Data entries:
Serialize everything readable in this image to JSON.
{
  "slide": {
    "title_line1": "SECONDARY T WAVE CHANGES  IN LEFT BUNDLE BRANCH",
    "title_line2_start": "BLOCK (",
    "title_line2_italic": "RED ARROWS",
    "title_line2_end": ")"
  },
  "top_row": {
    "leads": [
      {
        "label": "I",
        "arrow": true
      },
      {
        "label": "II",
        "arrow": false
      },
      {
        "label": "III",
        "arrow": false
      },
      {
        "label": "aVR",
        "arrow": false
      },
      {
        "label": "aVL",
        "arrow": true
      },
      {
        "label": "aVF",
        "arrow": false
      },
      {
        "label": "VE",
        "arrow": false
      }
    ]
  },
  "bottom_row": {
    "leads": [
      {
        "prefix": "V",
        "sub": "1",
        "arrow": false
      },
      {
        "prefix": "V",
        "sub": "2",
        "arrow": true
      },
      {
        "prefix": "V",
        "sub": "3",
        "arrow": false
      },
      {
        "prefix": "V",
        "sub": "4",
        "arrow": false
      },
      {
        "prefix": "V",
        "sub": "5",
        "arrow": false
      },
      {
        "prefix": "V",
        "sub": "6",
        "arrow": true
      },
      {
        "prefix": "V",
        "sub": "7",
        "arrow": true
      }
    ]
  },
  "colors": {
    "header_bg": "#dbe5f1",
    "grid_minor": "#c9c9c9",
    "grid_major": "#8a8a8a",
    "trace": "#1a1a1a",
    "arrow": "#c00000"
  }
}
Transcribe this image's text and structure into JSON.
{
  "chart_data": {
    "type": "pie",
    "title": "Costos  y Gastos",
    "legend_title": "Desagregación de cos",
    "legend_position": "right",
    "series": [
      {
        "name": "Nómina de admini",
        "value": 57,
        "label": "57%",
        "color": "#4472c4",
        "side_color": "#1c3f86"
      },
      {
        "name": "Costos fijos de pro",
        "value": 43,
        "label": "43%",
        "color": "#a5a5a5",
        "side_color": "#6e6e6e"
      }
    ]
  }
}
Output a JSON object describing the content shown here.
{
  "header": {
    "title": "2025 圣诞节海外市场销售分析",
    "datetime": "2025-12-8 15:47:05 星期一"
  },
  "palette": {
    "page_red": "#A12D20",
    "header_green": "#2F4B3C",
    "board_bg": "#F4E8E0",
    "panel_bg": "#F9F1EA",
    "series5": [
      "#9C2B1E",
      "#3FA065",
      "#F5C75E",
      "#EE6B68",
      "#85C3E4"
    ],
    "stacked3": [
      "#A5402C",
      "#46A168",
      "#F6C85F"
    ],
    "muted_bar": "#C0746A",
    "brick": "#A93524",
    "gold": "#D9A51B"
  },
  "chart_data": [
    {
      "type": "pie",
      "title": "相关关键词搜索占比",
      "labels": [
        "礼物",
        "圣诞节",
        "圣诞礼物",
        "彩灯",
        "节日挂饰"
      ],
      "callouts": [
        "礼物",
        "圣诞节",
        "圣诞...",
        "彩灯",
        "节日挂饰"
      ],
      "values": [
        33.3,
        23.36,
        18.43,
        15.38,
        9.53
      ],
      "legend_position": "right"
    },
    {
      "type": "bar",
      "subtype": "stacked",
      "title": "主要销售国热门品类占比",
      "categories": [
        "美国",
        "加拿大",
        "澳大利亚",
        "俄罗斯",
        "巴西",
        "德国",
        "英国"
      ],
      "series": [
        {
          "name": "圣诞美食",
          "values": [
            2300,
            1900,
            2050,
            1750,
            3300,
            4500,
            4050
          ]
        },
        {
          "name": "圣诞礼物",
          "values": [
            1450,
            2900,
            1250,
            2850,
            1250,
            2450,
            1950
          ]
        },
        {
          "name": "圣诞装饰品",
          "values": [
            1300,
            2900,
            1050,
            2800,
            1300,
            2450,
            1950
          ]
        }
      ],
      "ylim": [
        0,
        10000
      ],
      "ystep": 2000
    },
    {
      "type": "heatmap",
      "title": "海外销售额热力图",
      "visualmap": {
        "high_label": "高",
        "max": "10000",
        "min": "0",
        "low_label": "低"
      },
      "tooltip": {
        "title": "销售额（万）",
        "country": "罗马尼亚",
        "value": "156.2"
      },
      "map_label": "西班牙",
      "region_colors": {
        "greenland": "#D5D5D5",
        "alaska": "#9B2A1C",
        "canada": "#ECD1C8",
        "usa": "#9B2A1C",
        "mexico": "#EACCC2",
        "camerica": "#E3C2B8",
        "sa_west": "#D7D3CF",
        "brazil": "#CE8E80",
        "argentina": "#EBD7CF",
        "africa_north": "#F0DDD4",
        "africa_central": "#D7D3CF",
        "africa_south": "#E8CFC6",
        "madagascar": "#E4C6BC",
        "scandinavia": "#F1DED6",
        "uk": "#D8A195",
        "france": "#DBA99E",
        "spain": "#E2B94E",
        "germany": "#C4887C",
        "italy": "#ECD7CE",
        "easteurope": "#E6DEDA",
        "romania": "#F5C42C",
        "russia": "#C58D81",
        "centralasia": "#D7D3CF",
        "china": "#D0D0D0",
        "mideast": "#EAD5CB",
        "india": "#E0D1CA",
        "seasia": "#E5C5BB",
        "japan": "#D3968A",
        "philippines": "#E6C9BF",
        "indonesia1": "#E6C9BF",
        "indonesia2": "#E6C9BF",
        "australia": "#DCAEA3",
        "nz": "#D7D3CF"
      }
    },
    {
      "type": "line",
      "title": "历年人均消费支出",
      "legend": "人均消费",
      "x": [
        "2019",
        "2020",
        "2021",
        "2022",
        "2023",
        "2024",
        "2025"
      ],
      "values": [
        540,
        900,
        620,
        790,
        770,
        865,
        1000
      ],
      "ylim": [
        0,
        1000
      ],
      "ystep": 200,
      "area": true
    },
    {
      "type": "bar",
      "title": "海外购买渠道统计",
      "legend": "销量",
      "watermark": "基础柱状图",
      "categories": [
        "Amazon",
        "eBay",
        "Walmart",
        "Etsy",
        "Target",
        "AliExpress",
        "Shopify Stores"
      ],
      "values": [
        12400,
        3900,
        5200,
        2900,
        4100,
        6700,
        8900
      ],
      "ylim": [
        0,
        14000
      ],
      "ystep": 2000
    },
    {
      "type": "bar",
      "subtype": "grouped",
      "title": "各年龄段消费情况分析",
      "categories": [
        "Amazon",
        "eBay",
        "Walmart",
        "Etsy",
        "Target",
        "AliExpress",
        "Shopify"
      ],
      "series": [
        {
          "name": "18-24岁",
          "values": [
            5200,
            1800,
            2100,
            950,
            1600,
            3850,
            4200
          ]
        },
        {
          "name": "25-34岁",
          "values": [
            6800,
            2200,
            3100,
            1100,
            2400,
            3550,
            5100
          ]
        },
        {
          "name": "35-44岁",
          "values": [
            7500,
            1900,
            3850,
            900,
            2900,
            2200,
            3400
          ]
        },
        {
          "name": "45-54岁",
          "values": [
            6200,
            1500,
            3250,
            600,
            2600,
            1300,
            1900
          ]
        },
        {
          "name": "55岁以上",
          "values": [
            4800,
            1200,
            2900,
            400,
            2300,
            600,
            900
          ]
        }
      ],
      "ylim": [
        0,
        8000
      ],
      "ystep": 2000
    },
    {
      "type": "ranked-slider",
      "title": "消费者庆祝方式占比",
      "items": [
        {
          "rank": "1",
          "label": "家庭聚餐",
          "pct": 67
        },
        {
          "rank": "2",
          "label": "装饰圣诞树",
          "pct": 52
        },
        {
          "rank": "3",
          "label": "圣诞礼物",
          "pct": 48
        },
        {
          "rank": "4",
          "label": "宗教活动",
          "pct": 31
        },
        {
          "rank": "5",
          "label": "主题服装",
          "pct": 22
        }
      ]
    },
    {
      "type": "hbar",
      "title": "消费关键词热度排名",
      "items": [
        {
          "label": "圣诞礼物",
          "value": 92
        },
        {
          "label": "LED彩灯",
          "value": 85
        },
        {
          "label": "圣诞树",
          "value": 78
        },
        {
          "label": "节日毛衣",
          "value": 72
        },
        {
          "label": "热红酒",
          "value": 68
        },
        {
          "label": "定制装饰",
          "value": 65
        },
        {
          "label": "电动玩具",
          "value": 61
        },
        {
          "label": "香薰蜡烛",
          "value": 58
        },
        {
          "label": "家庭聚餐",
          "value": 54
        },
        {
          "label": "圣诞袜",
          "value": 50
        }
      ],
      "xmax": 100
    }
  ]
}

Problem details: Find every line with the word "圣诞礼物" and state how many there are, with no other words.

Answer to this problem: 4